### Aim of the task
In the listing that follows, how many lines contain "csharp"? Give the number only.

### Dataset entries
+---+

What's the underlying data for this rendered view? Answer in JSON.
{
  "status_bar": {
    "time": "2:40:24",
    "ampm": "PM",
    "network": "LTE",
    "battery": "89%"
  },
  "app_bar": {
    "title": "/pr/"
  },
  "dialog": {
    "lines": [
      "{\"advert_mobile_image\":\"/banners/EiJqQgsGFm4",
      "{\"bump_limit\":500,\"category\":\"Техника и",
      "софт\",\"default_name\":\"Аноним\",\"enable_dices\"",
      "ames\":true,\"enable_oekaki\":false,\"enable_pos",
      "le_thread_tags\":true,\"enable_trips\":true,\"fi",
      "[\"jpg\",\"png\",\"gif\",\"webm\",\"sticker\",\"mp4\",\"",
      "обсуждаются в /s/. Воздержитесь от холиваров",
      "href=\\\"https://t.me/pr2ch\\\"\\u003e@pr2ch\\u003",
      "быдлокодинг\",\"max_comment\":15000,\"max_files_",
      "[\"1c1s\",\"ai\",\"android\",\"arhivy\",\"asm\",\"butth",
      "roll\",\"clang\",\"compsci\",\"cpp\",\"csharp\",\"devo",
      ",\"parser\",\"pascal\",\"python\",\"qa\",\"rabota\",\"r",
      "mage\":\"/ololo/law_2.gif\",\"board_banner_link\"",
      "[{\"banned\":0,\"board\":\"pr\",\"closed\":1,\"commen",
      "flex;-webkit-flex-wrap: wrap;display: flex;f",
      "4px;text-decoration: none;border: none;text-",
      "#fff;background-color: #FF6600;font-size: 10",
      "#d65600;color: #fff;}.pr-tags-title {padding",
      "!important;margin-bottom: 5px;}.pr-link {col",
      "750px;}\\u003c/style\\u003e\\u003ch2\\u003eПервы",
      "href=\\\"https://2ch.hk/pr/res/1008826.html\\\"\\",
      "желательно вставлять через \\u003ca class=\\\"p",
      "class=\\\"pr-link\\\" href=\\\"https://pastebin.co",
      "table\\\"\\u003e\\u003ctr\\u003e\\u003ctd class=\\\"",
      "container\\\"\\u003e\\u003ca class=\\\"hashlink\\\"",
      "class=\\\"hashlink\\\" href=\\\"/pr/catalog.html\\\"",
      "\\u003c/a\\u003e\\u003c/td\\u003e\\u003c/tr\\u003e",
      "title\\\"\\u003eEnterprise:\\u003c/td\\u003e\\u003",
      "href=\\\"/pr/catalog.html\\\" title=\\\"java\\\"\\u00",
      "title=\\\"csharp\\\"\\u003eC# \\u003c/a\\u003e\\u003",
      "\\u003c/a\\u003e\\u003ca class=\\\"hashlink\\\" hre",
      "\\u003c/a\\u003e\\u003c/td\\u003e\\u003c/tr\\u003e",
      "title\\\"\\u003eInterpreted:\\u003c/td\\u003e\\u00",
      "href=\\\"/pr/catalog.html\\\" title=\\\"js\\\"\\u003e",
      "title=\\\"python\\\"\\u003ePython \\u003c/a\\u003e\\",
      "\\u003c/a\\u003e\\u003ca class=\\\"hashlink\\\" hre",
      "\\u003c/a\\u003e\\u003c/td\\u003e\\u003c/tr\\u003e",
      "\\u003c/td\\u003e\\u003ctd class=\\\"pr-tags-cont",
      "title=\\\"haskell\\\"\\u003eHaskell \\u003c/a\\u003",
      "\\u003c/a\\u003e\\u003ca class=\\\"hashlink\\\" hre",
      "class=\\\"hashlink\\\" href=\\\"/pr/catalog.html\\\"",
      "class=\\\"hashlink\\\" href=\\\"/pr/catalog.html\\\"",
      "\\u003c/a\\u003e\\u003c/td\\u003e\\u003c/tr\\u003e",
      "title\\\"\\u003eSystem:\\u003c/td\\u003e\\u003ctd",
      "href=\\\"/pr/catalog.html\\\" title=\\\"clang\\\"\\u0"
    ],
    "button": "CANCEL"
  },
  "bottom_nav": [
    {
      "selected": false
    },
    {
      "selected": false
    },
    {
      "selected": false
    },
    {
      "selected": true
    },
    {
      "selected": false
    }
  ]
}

+---+

### Complete answer
2